[Stored items]
════════════════════
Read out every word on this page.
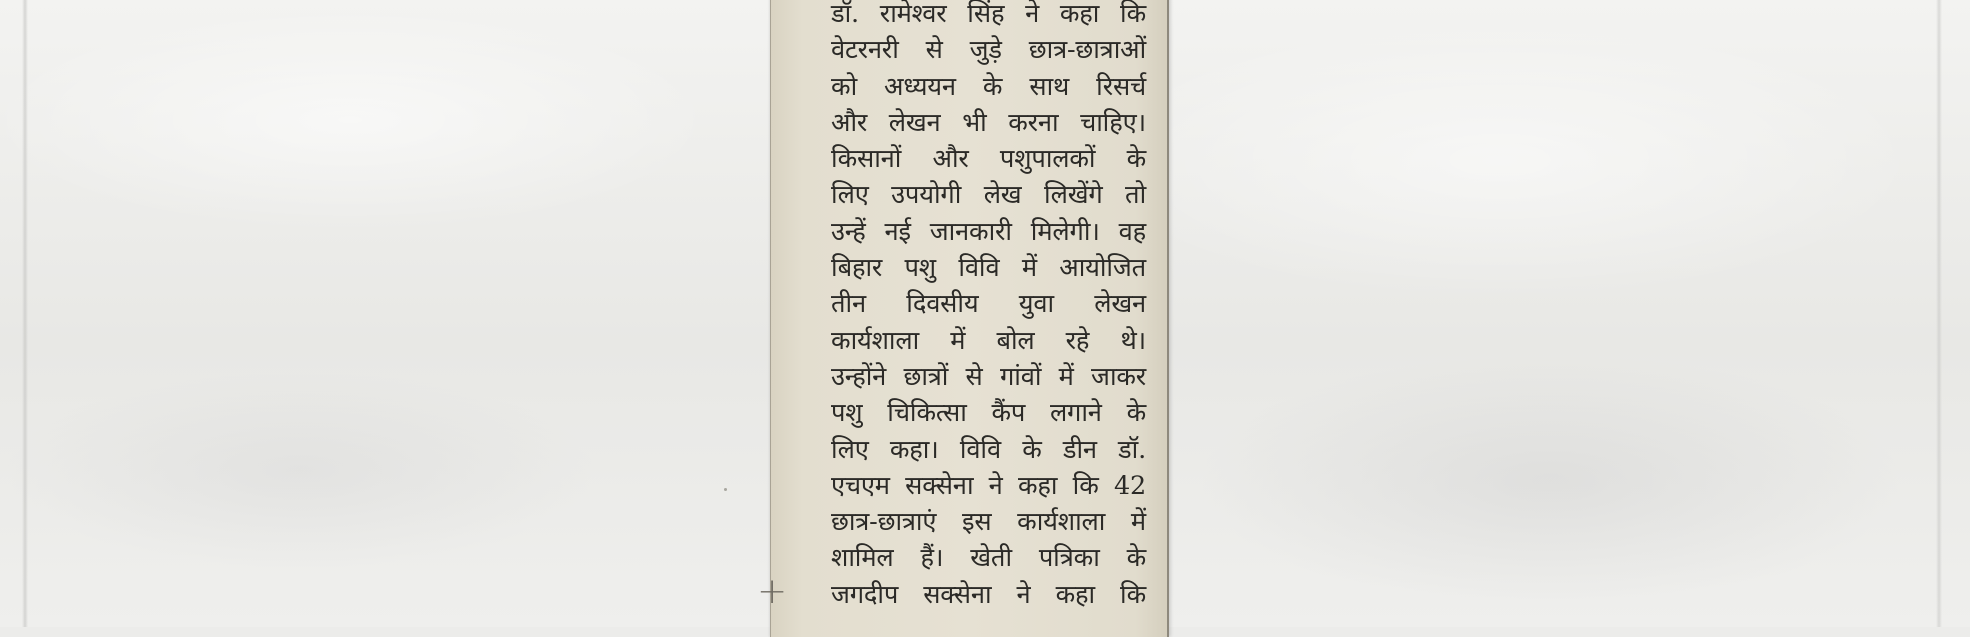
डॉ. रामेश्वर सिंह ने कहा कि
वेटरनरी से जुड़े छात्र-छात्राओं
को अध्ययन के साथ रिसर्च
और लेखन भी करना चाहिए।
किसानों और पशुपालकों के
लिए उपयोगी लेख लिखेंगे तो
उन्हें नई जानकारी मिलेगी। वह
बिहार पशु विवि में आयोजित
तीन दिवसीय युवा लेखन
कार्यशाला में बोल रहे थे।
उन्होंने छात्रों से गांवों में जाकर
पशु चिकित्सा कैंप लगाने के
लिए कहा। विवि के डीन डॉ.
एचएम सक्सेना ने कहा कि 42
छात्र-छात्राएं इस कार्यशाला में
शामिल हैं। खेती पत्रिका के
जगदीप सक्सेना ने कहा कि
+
════════════════════
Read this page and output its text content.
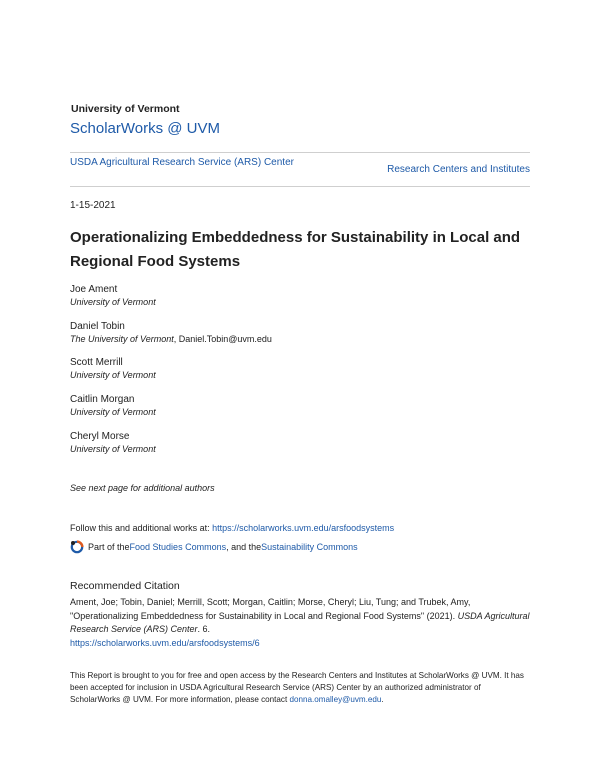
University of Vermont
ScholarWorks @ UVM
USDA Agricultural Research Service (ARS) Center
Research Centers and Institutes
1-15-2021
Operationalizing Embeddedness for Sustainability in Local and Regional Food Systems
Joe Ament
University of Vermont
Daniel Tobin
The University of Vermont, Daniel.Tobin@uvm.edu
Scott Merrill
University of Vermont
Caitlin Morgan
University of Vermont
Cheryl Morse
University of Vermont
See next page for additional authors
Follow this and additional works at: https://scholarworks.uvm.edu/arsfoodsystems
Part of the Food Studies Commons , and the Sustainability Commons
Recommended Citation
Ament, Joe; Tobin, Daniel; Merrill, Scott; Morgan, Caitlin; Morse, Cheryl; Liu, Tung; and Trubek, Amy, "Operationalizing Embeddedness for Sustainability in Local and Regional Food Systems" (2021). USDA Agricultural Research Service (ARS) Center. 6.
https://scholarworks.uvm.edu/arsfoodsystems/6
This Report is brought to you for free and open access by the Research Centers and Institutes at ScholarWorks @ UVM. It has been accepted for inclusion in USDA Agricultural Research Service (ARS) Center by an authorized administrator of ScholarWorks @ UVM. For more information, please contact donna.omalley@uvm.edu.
════════════════════
Each line holding "Local" must be found and copied.

SOLUTION FOR THIS EXERCISE:
Operationalizing Embeddedness for Sustainability in Local and Regional Food Systems
Ament, Joe; Tobin, Daniel; Merrill, Scott; Morgan, Caitlin; Morse, Cheryl; Liu, Tung; and Trubek, Amy, "Operationalizing Embeddedness for Sustainability in Local and Regional Food Systems" (2021). USDA Agricultural Research Service (ARS) Center. 6.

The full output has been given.